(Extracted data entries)
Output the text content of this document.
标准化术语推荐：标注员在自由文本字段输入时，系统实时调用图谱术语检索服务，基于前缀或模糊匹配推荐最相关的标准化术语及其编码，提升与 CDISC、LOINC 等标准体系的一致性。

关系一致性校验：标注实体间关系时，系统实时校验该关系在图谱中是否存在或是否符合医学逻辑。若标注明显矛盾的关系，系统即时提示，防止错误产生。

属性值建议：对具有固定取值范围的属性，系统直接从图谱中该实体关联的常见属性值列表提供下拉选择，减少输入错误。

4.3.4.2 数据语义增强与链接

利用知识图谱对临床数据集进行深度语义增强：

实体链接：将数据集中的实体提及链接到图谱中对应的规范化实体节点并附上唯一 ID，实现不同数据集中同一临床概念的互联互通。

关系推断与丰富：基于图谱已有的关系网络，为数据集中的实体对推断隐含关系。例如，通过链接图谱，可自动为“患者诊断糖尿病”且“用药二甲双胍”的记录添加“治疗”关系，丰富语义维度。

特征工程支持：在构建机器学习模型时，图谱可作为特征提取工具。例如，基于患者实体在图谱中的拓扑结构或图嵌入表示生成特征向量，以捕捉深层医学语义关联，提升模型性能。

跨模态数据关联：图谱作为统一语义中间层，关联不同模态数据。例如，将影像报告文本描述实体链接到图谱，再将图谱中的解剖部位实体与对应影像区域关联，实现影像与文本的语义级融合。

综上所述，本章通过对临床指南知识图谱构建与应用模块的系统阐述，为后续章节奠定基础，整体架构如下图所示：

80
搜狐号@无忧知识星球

- **WORK REQUIRED**
Write the listing out again, exactly as shown above.

- **RESPONSE TO THIS TASK**
Output the text content of this document.
标准化术语推荐：标注员在自由文本字段输入时，系统实时调用图谱术语检索服务，基于前缀或模糊匹配推荐最相关的标准化术语及其编码，提升与 CDISC、LOINC 等标准体系的一致性。

关系一致性校验：标注实体间关系时，系统实时校验该关系在图谱中是否存在或是否符合医学逻辑。若标注明显矛盾的关系，系统即时提示，防止错误产生。

属性值建议：对具有固定取值范围的属性，系统直接从图谱中该实体关联的常见属性值列表提供下拉选择，减少输入错误。

4.3.4.2 数据语义增强与链接

利用知识图谱对临床数据集进行深度语义增强：

实体链接：将数据集中的实体提及链接到图谱中对应的规范化实体节点并附上唯一 ID，实现不同数据集中同一临床概念的互联互通。

关系推断与丰富：基于图谱已有的关系网络，为数据集中的实体对推断隐含关系。例如，通过链接图谱，可自动为“患者诊断糖尿病”且“用药二甲双胍”的记录添加“治疗”关系，丰富语义维度。

特征工程支持：在构建机器学习模型时，图谱可作为特征提取工具。例如，基于患者实体在图谱中的拓扑结构或图嵌入表示生成特征向量，以捕捉深层医学语义关联，提升模型性能。

跨模态数据关联：图谱作为统一语义中间层，关联不同模态数据。例如，将影像报告文本描述实体链接到图谱，再将图谱中的解剖部位实体与对应影像区域关联，实现影像与文本的语义级融合。

综上所述，本章通过对临床指南知识图谱构建与应用模块的系统阐述，为后续章节奠定基础，整体架构如下图所示：

80
搜狐号@无忧知识星球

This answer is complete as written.